PROBLEM REQUIREMENTS:
Search the material for the string "Wind", then return every line where it is found.

MATERIAL FOR THE TASK:
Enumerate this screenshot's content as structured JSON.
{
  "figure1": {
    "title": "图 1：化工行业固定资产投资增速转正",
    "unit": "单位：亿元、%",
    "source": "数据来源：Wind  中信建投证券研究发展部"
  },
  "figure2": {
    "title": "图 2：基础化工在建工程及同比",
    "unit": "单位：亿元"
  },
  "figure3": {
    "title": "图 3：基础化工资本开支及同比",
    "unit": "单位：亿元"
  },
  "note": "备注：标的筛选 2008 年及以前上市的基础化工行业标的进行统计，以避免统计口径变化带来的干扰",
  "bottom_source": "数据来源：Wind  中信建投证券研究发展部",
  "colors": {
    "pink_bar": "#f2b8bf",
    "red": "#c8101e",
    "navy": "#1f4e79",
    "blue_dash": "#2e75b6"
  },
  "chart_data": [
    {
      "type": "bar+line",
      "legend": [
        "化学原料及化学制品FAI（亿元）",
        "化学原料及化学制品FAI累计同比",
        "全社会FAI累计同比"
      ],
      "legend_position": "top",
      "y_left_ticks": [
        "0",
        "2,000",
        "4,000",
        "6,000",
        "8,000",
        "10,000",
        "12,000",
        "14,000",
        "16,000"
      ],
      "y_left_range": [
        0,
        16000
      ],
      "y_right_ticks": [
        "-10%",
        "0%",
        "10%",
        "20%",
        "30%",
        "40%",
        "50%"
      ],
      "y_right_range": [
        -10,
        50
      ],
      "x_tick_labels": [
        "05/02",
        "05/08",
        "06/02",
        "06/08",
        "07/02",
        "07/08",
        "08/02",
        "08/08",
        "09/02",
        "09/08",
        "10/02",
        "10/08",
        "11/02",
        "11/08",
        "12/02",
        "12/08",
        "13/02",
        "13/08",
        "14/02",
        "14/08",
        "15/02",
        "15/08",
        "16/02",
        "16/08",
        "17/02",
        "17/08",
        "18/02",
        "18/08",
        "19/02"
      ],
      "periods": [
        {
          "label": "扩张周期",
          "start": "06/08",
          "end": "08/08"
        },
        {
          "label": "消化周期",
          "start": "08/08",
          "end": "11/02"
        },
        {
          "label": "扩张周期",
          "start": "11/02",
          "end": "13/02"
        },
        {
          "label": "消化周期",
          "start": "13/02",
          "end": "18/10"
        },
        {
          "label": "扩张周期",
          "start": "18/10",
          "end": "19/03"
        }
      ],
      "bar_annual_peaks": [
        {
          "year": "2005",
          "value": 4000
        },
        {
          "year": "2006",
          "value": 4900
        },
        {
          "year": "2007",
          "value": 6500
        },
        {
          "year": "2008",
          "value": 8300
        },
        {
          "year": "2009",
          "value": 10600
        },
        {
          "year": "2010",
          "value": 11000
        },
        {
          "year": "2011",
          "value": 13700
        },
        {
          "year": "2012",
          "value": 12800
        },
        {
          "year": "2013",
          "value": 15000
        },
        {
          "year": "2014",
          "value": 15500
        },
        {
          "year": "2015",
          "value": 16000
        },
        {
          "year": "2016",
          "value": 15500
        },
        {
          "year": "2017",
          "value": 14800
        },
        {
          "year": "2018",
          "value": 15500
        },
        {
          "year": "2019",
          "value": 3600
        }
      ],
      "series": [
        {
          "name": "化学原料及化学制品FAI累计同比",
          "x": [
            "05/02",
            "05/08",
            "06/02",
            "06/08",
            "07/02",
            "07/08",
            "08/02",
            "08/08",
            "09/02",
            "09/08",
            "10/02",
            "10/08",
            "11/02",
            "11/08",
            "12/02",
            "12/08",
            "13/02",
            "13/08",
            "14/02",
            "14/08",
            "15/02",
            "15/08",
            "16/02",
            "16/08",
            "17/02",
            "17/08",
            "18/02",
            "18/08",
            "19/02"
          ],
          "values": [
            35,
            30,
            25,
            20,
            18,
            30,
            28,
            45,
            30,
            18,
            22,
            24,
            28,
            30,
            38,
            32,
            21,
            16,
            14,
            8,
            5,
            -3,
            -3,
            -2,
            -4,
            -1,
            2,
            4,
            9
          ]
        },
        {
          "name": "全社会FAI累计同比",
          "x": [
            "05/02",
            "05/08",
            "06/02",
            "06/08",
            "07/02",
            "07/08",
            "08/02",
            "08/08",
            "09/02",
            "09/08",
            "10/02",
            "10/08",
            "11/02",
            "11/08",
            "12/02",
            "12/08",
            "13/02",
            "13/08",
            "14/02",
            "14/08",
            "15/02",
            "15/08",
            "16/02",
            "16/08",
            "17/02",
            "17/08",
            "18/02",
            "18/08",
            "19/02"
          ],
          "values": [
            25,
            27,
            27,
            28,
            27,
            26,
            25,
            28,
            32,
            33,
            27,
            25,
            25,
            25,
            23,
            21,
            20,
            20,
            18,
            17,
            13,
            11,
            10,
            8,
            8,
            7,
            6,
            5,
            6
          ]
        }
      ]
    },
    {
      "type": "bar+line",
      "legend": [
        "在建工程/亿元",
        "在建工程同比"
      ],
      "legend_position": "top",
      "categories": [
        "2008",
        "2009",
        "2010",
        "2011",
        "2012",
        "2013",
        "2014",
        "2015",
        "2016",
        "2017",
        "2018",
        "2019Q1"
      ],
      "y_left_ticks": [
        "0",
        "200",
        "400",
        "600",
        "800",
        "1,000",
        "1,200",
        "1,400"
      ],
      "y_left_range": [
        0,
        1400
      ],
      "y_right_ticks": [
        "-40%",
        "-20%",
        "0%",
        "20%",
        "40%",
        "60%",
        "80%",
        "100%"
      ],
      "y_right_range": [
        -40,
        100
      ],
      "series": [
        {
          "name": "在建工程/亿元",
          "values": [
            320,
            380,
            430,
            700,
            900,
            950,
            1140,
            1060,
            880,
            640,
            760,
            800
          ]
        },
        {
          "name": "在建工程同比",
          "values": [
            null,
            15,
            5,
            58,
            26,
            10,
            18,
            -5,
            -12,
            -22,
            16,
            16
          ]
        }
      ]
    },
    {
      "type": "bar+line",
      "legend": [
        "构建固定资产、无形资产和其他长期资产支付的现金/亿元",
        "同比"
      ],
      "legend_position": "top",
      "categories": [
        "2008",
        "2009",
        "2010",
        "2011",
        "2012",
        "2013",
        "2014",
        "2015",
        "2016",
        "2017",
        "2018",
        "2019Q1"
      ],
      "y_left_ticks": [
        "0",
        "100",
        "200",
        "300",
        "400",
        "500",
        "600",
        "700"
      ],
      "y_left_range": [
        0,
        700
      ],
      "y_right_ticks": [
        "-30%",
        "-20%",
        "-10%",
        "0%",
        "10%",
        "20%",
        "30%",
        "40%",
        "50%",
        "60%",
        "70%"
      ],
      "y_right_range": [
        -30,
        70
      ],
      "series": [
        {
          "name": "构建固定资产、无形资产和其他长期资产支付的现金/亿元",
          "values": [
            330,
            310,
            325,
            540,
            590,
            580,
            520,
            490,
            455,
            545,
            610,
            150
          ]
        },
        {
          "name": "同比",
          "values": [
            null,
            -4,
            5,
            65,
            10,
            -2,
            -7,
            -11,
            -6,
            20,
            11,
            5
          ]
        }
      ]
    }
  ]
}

ANSWER TO THIS PROBLEM:
    "source": "数据来源：Wind  中信建投证券研究发展部"
  "bottom_source": "数据来源：Wind  中信建投证券研究发展部",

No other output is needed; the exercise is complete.